Data entries:
[BEGIN]

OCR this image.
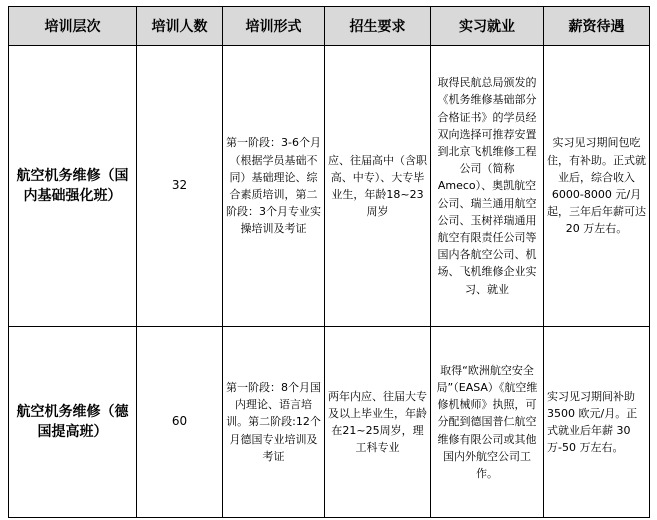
培训层次	培训人数	培训形式	招生要求	实习就业	薪资待遇
航空机务维修（国内基础强化班）	32	第一阶段：3-6个月（根据学员基础不同）基础理论、综合素质培训，第二阶段：3个月专业实操培训及考证	应、往届高中（含职高、中专）、大专毕业生，年龄18~23周岁	取得民航总局颁发的《机务维修基础部分合格证书》的学员经双向选择可推荐安置到北京飞机维修工程公司（简称Ameco）、奥凯航空公司、瑞兰通用航空公司、玉树祥瑞通用航空有限责任公司等国内各航空公司、机场、飞机维修企业实习、就业	实习见习期间包吃住，有补助。正式就业后，综合收入 6000-8000 元/月起，三年后年薪可达 20 万左右。
航空机务维修（德国提高班）	60	第一阶段：8个月国内理论、语言培训。第二阶段:12个月德国专业培训及考证	两年内应、往届大专及以上毕业生，年龄在21~25周岁，理工科专业	取得“欧洲航空安全局”（EASA）《航空维修机械师》执照，可分配到德国普仁航空维修有限公司或其他国内外航空公司工作。	实习见习期间补助 3500 欧元/月。正式就业后年薪 30 万-50 万左右。
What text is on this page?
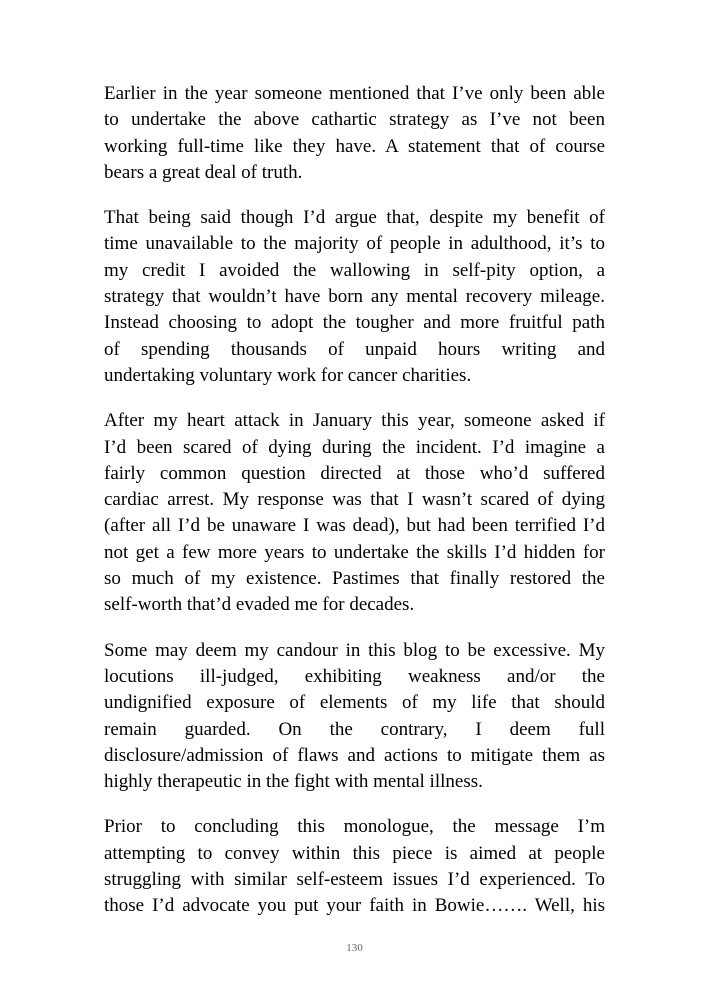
Earlier in the year someone mentioned that I’ve only been able
to undertake the above cathartic strategy as I’ve not been
working full-time like they have. A statement that of course
bears a great deal of truth.
That being said though I’d argue that, despite my benefit of
time unavailable to the majority of people in adulthood, it’s to
my credit I avoided the wallowing in self-pity option, a
strategy that wouldn’t have born any mental recovery mileage.
Instead choosing to adopt the tougher and more fruitful path
of spending thousands of unpaid hours writing and
undertaking voluntary work for cancer charities.
After my heart attack in January this year, someone asked if
I’d been scared of dying during the incident. I’d imagine a
fairly common question directed at those who’d suffered
cardiac arrest. My response was that I wasn’t scared of dying
(after all I’d be unaware I was dead), but had been terrified I’d
not get a few more years to undertake the skills I’d hidden for
so much of my existence. Pastimes that finally restored the
self-worth that’d evaded me for decades.
Some may deem my candour in this blog to be excessive. My
locutions ill-judged, exhibiting weakness and/or the
undignified exposure of elements of my life that should
remain guarded. On the contrary, I deem full
disclosure/admission of flaws and actions to mitigate them as
highly therapeutic in the fight with mental illness.
Prior to concluding this monologue, the message I’m
attempting to convey within this piece is aimed at people
struggling with similar self-esteem issues I’d experienced. To
those I’d advocate you put your faith in Bowie……. Well, his
130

[END]

_WRITTEN EXERCISE_.
From the entries above, list each line with "those" in it.

_ANSWER TO THE EXERCISE_.
fairly common question directed at those who’d suffered
those I’d advocate you put your faith in Bowie……. Well, his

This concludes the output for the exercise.